# Dataset items:
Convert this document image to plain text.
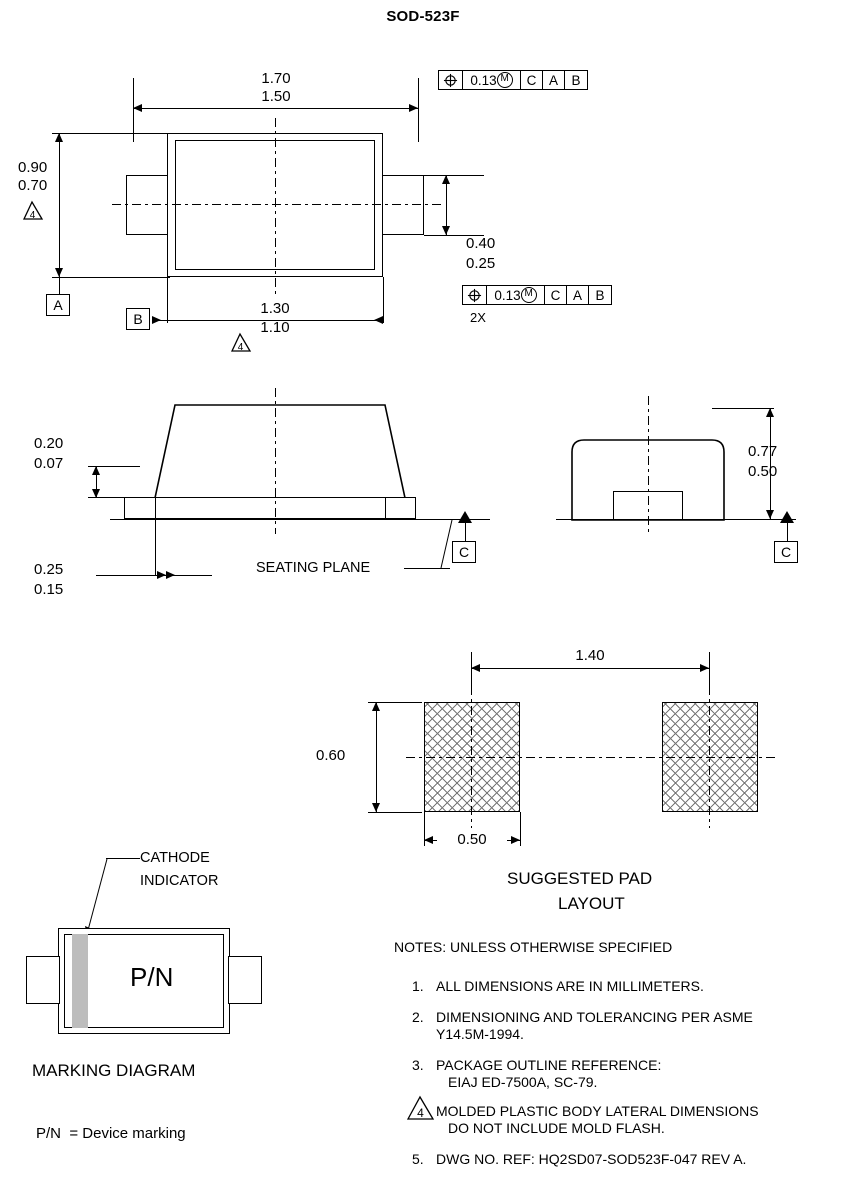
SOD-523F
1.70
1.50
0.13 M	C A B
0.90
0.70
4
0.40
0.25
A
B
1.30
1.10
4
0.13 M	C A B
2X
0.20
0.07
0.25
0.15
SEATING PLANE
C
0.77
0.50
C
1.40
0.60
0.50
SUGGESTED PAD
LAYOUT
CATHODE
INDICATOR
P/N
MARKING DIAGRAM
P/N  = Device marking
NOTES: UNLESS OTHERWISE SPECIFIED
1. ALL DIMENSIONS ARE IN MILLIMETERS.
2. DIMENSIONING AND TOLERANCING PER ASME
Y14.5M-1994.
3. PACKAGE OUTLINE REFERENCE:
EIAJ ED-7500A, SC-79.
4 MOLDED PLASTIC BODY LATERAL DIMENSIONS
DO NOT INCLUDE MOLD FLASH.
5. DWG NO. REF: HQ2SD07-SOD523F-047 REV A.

...

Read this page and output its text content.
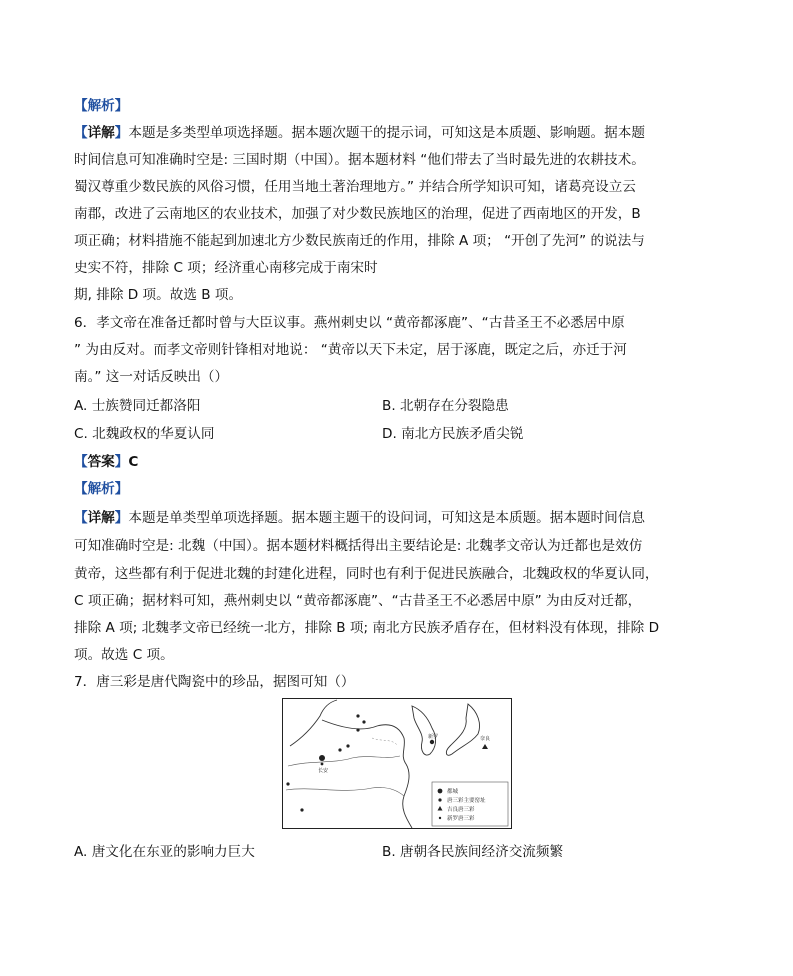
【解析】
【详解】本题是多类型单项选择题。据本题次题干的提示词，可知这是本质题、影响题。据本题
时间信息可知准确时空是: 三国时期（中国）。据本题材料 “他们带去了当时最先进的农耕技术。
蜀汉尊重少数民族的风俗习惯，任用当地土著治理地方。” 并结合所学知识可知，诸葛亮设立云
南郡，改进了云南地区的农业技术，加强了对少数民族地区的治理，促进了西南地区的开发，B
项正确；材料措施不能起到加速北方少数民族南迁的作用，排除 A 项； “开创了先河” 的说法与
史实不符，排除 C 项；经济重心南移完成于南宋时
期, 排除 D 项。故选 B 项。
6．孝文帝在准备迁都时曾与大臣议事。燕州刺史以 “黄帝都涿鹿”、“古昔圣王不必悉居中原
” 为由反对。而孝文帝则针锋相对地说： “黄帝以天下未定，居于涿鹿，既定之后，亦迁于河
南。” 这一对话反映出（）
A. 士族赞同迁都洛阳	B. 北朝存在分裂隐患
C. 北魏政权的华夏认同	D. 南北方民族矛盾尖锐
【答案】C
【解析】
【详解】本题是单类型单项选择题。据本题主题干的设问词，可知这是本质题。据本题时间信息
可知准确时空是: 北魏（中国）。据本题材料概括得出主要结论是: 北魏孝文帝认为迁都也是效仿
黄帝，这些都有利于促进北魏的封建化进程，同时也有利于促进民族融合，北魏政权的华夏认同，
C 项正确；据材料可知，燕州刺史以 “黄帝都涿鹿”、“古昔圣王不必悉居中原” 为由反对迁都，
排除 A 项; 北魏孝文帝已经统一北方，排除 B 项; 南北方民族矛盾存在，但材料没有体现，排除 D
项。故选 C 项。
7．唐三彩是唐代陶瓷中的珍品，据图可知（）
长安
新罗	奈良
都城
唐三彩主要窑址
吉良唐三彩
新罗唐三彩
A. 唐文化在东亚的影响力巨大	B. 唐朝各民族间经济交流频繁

# THE PROBLEM:
Which lines contain the word "北魏政权的华夏认同"? Copy each one.

# EXPECTED ANSWER:
C. 北魏政权的华夏认同	D. 南北方民族矛盾尖锐
黄帝，这些都有利于促进北魏的封建化进程，同时也有利于促进民族融合，北魏政权的华夏认同，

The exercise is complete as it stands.